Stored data
+---+

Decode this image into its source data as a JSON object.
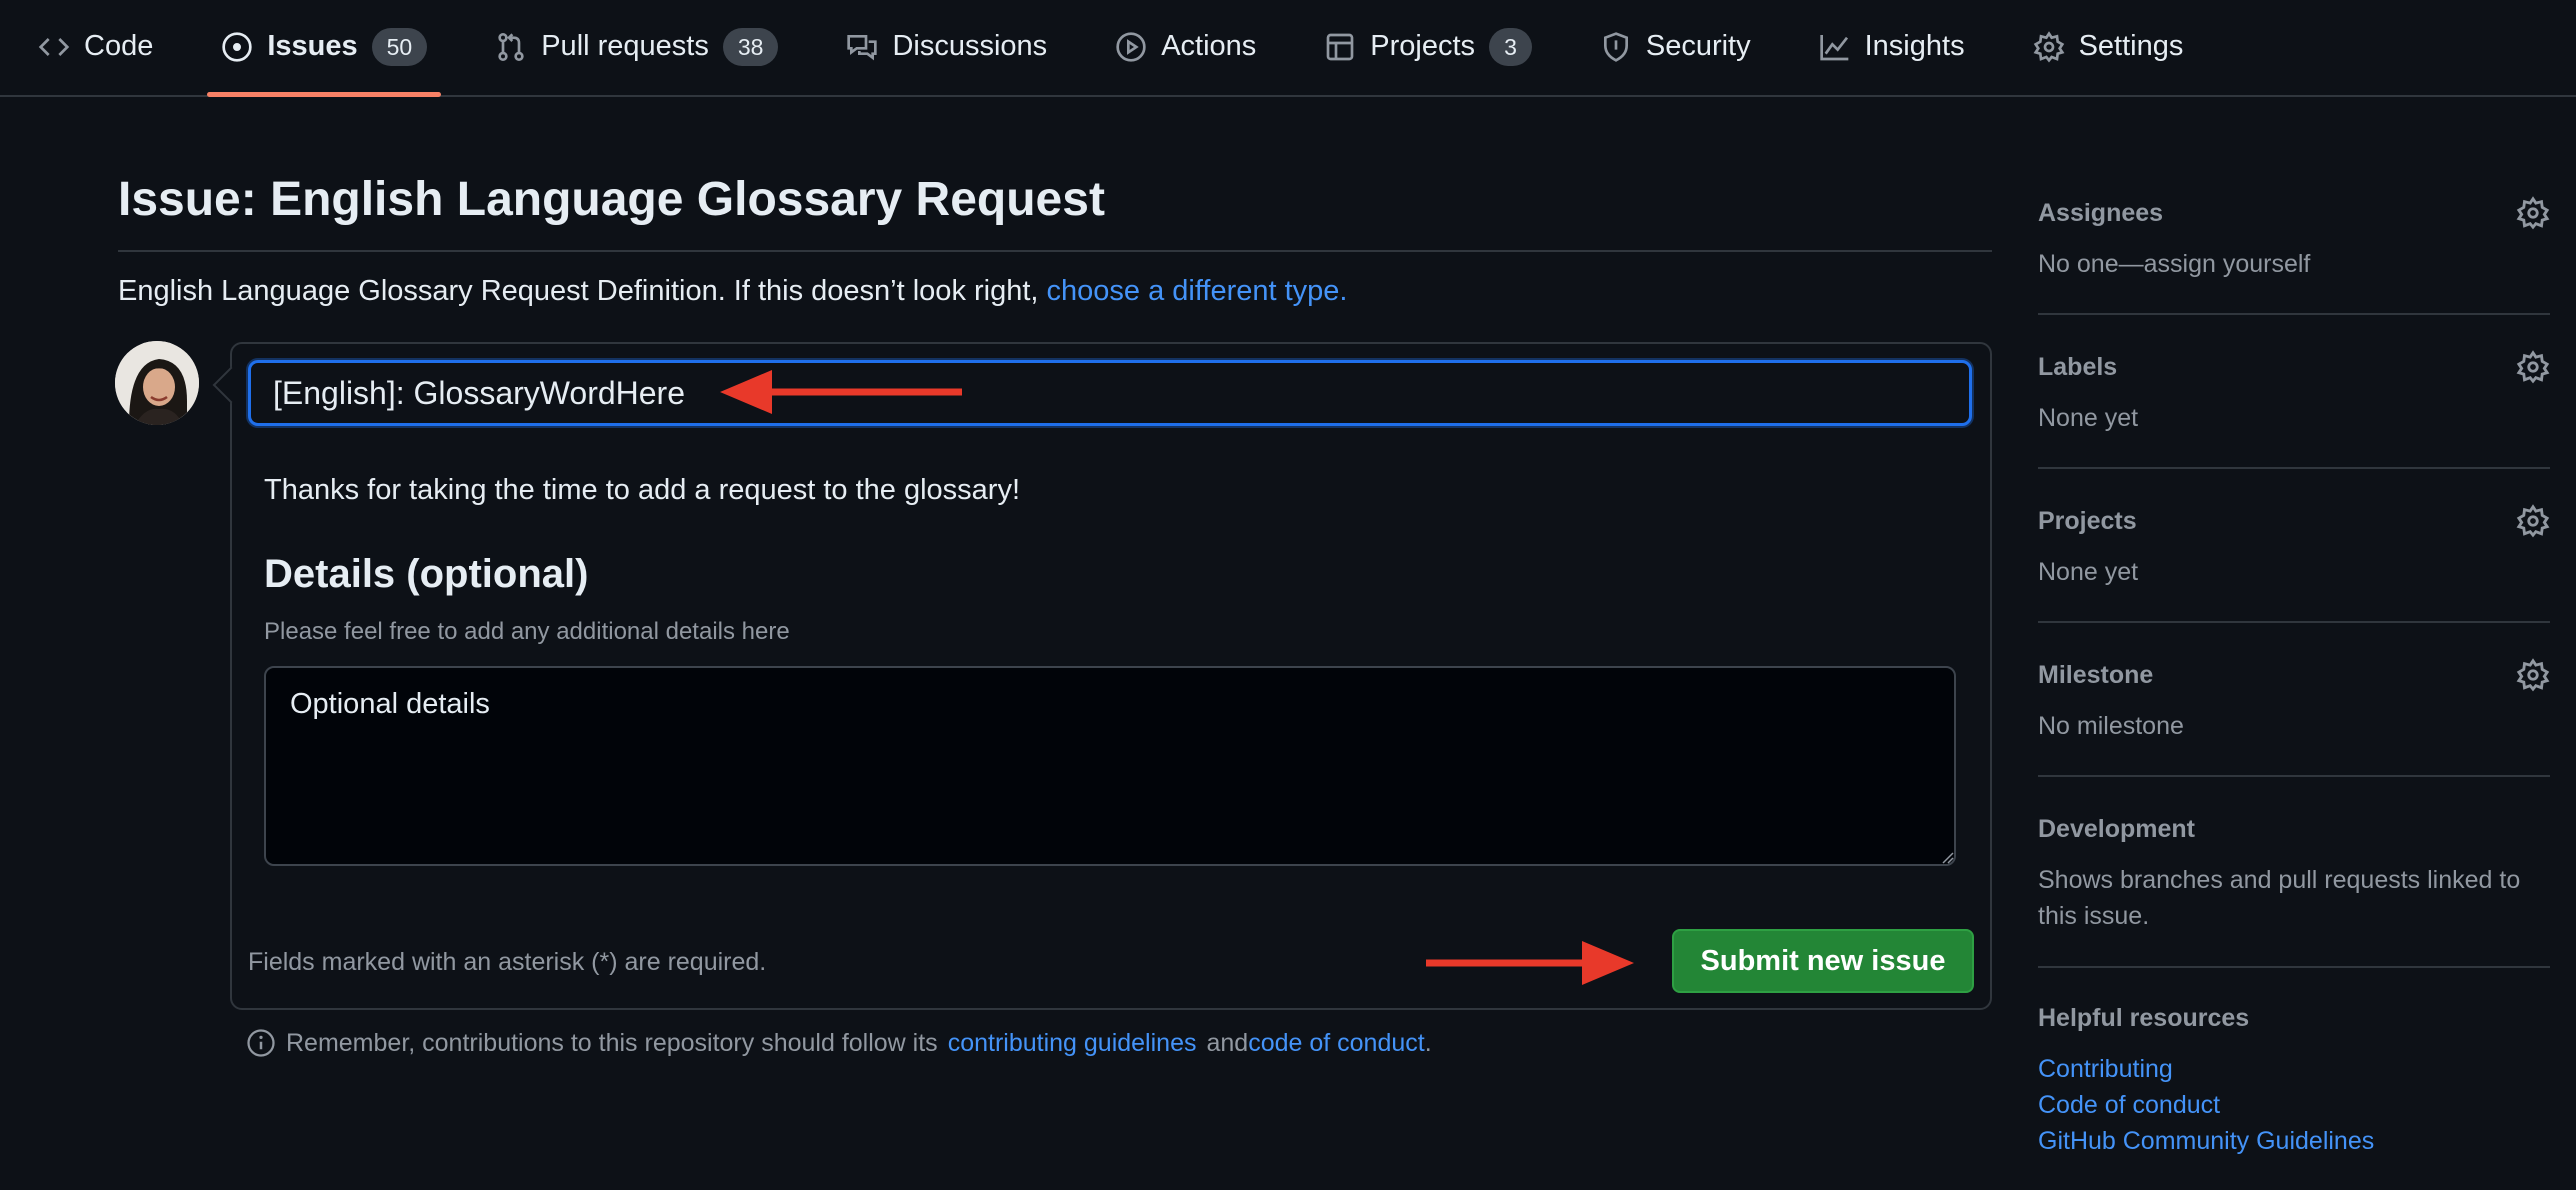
{
  "nav": {
    "tabs": [
      {
        "label": "Code",
        "icon": "code-icon"
      },
      {
        "label": "Issues",
        "icon": "issue-opened-icon",
        "count": "50"
      },
      {
        "label": "Pull requests",
        "icon": "git-pull-request-icon",
        "count": "38"
      },
      {
        "label": "Discussions",
        "icon": "comment-discussion-icon"
      },
      {
        "label": "Actions",
        "icon": "play-icon"
      },
      {
        "label": "Projects",
        "icon": "table-icon",
        "count": "3"
      },
      {
        "label": "Security",
        "icon": "shield-icon"
      },
      {
        "label": "Insights",
        "icon": "graph-icon"
      },
      {
        "label": "Settings",
        "icon": "gear-icon"
      }
    ],
    "active_tab": "Issues",
    "accent_color": "#f78166"
  },
  "page": {
    "title": "Issue: English Language Glossary Request",
    "subtitle_text": "English Language Glossary Request Definition. If this doesn’t look right,",
    "subtitle_link": "choose a different type."
  },
  "form": {
    "title_value": "[English]: GlossaryWordHere",
    "intro": "Thanks for taking the time to add a request to the glossary!",
    "details_heading": "Details (optional)",
    "details_description": "Please feel free to add any additional details here",
    "details_value": "Optional details",
    "required_note": "Fields marked with an asterisk (*) are required.",
    "submit_label": "Submit new issue",
    "submit_color": "#238636"
  },
  "footnote": {
    "text_before": "Remember, contributions to this repository should follow its",
    "link1": "contributing guidelines",
    "text_mid": "and",
    "link2": "code of conduct",
    "text_after": "."
  },
  "sidebar": {
    "assignees": {
      "heading": "Assignees",
      "value": "No one—assign yourself"
    },
    "labels": {
      "heading": "Labels",
      "value": "None yet"
    },
    "projects": {
      "heading": "Projects",
      "value": "None yet"
    },
    "milestone": {
      "heading": "Milestone",
      "value": "No milestone"
    },
    "development": {
      "heading": "Development",
      "value": "Shows branches and pull requests linked to this issue."
    },
    "helpful": {
      "heading": "Helpful resources",
      "links": [
        "Contributing",
        "Code of conduct",
        "GitHub Community Guidelines"
      ]
    }
  },
  "annotation_color": "#e8392a"
}
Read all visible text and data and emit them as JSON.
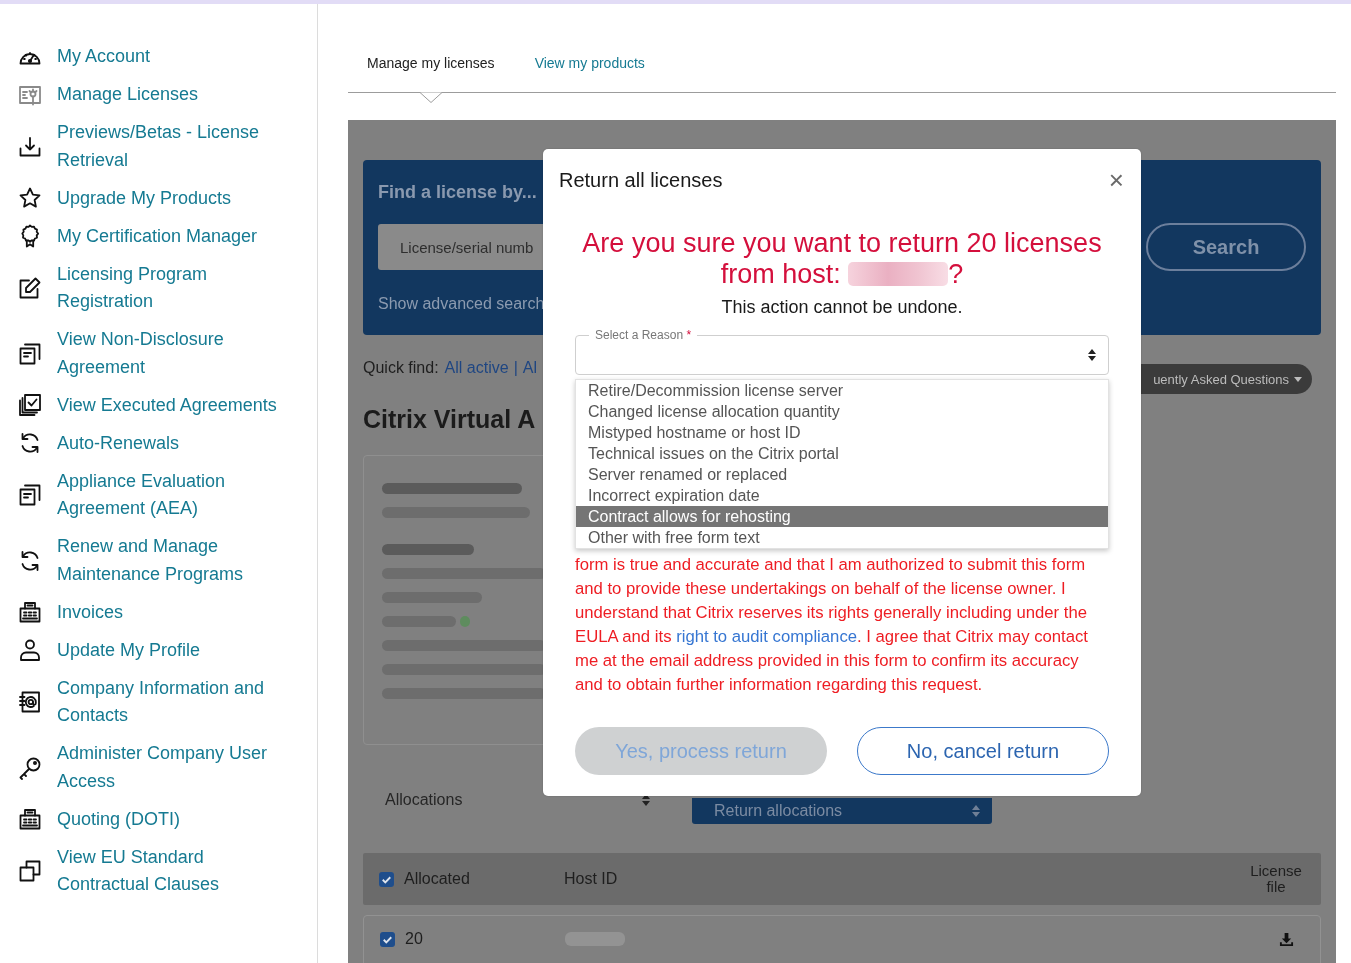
{
  "sidebar": {
    "items": [
      {
        "label": "My Account"
      },
      {
        "label": "Manage Licenses"
      },
      {
        "label": "Previews/Betas - License Retrieval"
      },
      {
        "label": "Upgrade My Products"
      },
      {
        "label": "My Certification Manager"
      },
      {
        "label": "Licensing Program Registration"
      },
      {
        "label": "View Non-Disclosure Agreement"
      },
      {
        "label": "View Executed Agreements"
      },
      {
        "label": "Auto-Renewals"
      },
      {
        "label": "Appliance Evaluation Agreement (AEA)"
      },
      {
        "label": "Renew and Manage Maintenance Programs"
      },
      {
        "label": "Invoices"
      },
      {
        "label": "Update My Profile"
      },
      {
        "label": "Company Information and Contacts"
      },
      {
        "label": "Administer Company User Access"
      },
      {
        "label": "Quoting (DOTI)"
      },
      {
        "label": "View EU Standard Contractual Clauses"
      }
    ]
  },
  "tabs": [
    {
      "label": "Manage my licenses",
      "selected": true
    },
    {
      "label": "View my products",
      "selected": false
    }
  ],
  "search_panel": {
    "title": "Find a license by...",
    "field": {
      "placeholder": "License/serial numb"
    },
    "search_button": "Search",
    "advanced_link": "Show advanced search"
  },
  "quick_find": {
    "label": "Quick find:",
    "links": [
      "All active",
      "Al"
    ],
    "separator": "|",
    "faq_button": "uently Asked Questions"
  },
  "product_title": "Citrix Virtual A",
  "allocations_select": {
    "value": "Allocations"
  },
  "return_select": {
    "value": "Return allocations"
  },
  "table": {
    "columns": [
      "Allocated",
      "Host ID",
      "License file"
    ],
    "header_checked": true,
    "rows": [
      {
        "checked": true,
        "allocated": "20"
      }
    ]
  },
  "modal": {
    "title": "Return all licenses",
    "close": "×",
    "question": "Are you sure you want to return 20 licenses from host:",
    "question_end": "?",
    "warning": "This action cannot be undone.",
    "reason_select": {
      "label": "Select a Reason",
      "required_mark": "*",
      "options": [
        {
          "label": "Retire/Decommission license server",
          "selected": false
        },
        {
          "label": "Changed license allocation quantity",
          "selected": false
        },
        {
          "label": "Mistyped hostname or host ID",
          "selected": false
        },
        {
          "label": "Technical issues on the Citrix portal",
          "selected": false
        },
        {
          "label": "Server renamed or replaced",
          "selected": false
        },
        {
          "label": "Incorrect expiration date",
          "selected": false
        },
        {
          "label": "Contract allows for rehosting",
          "selected": true
        },
        {
          "label": "Other with free form text",
          "selected": false
        }
      ]
    },
    "consent": {
      "text_before": "form is true and accurate and that I am authorized to submit this form and to provide these undertakings on behalf of the license owner. I understand that Citrix reserves its rights generally including under the EULA and its ",
      "link": "right to audit compliance",
      "text_after": ". I agree that Citrix may contact me at the email address provided in this form to confirm its accuracy and to obtain further information regarding this request."
    },
    "buttons": [
      {
        "label": "Yes, process return",
        "kind": "primary",
        "disabled": true
      },
      {
        "label": "No, cancel return",
        "kind": "secondary",
        "disabled": false
      }
    ]
  }
}
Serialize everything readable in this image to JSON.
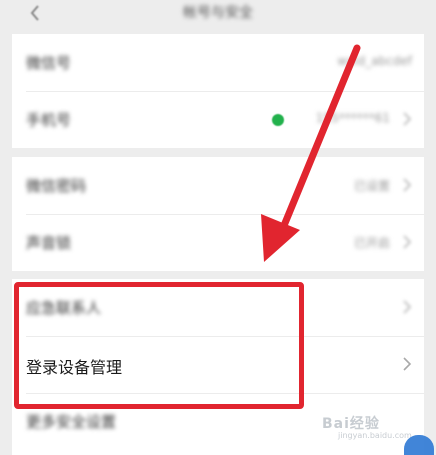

+---+

Write out each line again precisely as it appears, skipping every picture.

Decode this image into its source data as a JSON object.
{
  "nav": {
    "tabs": [
      {
        "label": "Code",
        "icon": "code-icon"
      },
      {
        "label": "Issues",
        "icon": "issue-opened-icon",
        "count": "50"
      },
      {
        "label": "Pull requests",
        "icon": "git-pull-request-icon",
        "count": "38"
      },
      {
        "label": "Discussions",
        "icon": "comment-discussion-icon"
      },
      {
        "label": "Actions",
        "icon": "play-icon"
      },
      {
        "label": "Projects",
        "icon": "table-icon",
        "count": "3"
      },
      {
        "label": "Security",
        "icon": "shield-icon"
      },
      {
        "label": "Insights",
        "icon": "graph-icon"
      },
      {
        "label": "Settings",
        "icon": "gear-icon"
      }
    ],
    "active_tab": "Issues",
    "accent_color": "#f78166"
  },
  "page": {
    "title": "Issue: English Language Glossary Request",
    "subtitle_text": "English Language Glossary Request Definition. If this doesn’t look right,",
    "subtitle_link": "choose a different type."
  },
  "form": {
    "title_value": "[English]: GlossaryWordHere",
    "intro": "Thanks for taking the time to add a request to the glossary!",
    "details_heading": "Details (optional)",
    "details_description": "Please feel free to add any additional details here",
    "details_value": "Optional details",
    "required_note": "Fields marked with an asterisk (*) are required.",
    "submit_label": "Submit new issue",
    "submit_color": "#238636"
  },
  "footnote": {
    "text_before": "Remember, contributions to this repository should follow its",
    "link1": "contributing guidelines",
    "text_mid": "and",
    "link2": "code of conduct",
    "text_after": "."
  },
  "sidebar": {
    "assignees": {
      "heading": "Assignees",
      "value": "No one—assign yourself"
    },
    "labels": {
      "heading": "Labels",
      "value": "None yet"
    },
    "projects": {
      "heading": "Projects",
      "value": "None yet"
    },
    "milestone": {
      "heading": "Milestone",
      "value": "No milestone"
    },
    "development": {
      "heading": "Development",
      "value": "Shows branches and pull requests linked to this issue."
    },
    "helpful": {
      "heading": "Helpful resources",
      "links": [
        "Contributing",
        "Code of conduct",
        "GitHub Community Guidelines"
      ]
    }
  },
  "annotation_color": "#e8392a"
}
Read all visible text and data and emit them as JSON.
{
  "sidebar": {
    "items": [
      {
        "label": "My Account"
      },
      {
        "label": "Manage Licenses"
      },
      {
        "label": "Previews/Betas - License Retrieval"
      },
      {
        "label": "Upgrade My Products"
      },
      {
        "label": "My Certification Manager"
      },
      {
        "label": "Licensing Program Registration"
      },
      {
        "label": "View Non-Disclosure Agreement"
      },
      {
        "label": "View Executed Agreements"
      },
      {
        "label": "Auto-Renewals"
      },
      {
        "label": "Appliance Evaluation Agreement (AEA)"
      },
      {
        "label": "Renew and Manage Maintenance Programs"
      },
      {
        "label": "Invoices"
      },
      {
        "label": "Update My Profile"
      },
      {
        "label": "Company Information and Contacts"
      },
      {
        "label": "Administer Company User Access"
      },
      {
        "label": "Quoting (DOTI)"
      },
      {
        "label": "View EU Standard Contractual Clauses"
      }
    ]
  },
  "tabs": [
    {
      "label": "Manage my licenses",
      "selected": true
    },
    {
      "label": "View my products",
      "selected": false
    }
  ],
  "search_panel": {
    "title": "Find a license by...",
    "field": {
      "placeholder": "License/serial numb"
    },
    "search_button": "Search",
    "advanced_link": "Show advanced search"
  },
  "quick_find": {
    "label": "Quick find:",
    "links": [
      "All active",
      "Al"
    ],
    "separator": "|",
    "faq_button": "uently Asked Questions"
  },
  "product_title": "Citrix Virtual A",
  "allocations_select": {
    "value": "Allocations"
  },
  "return_select": {
    "value": "Return allocations"
  },
  "table": {
    "columns": [
      "Allocated",
      "Host ID",
      "License file"
    ],
    "header_checked": true,
    "rows": [
      {
        "checked": true,
        "allocated": "20"
      }
    ]
  },
  "modal": {
    "title": "Return all licenses",
    "close": "×",
    "question": "Are you sure you want to return 20 licenses from host:",
    "question_end": "?",
    "warning": "This action cannot be undone.",
    "reason_select": {
      "label": "Select a Reason",
      "required_mark": "*",
      "options": [
        {
          "label": "Retire/Decommission license server",
          "selected": false
        },
        {
          "label": "Changed license allocation quantity",
          "selected": false
        },
        {
          "label": "Mistyped hostname or host ID",
          "selected": false
        },
        {
          "label": "Technical issues on the Citrix portal",
          "selected": false
        },
        {
          "label": "Server renamed or replaced",
          "selected": false
        },
        {
          "label": "Incorrect expiration date",
          "selected": false
        },
        {
          "label": "Contract allows for rehosting",
          "selected": true
        },
        {
          "label": "Other with free form text",
          "selected": false
        }
      ]
    },
    "consent": {
      "text_before": "form is true and accurate and that I am authorized to submit this form and to provide these undertakings on behalf of the license owner. I understand that Citrix reserves its rights generally including under the EULA and its ",
      "link": "right to audit compliance",
      "text_after": ". I agree that Citrix may contact me at the email address provided in this form to confirm its accuracy and to obtain further information regarding this request."
    },
    "buttons": [
      {
        "label": "Yes, process return",
        "kind": "primary",
        "disabled": true
      },
      {
        "label": "No, cancel return",
        "kind": "secondary",
        "disabled": false
      }
    ]
  }
}
Serialize everything readable in this image to JSON.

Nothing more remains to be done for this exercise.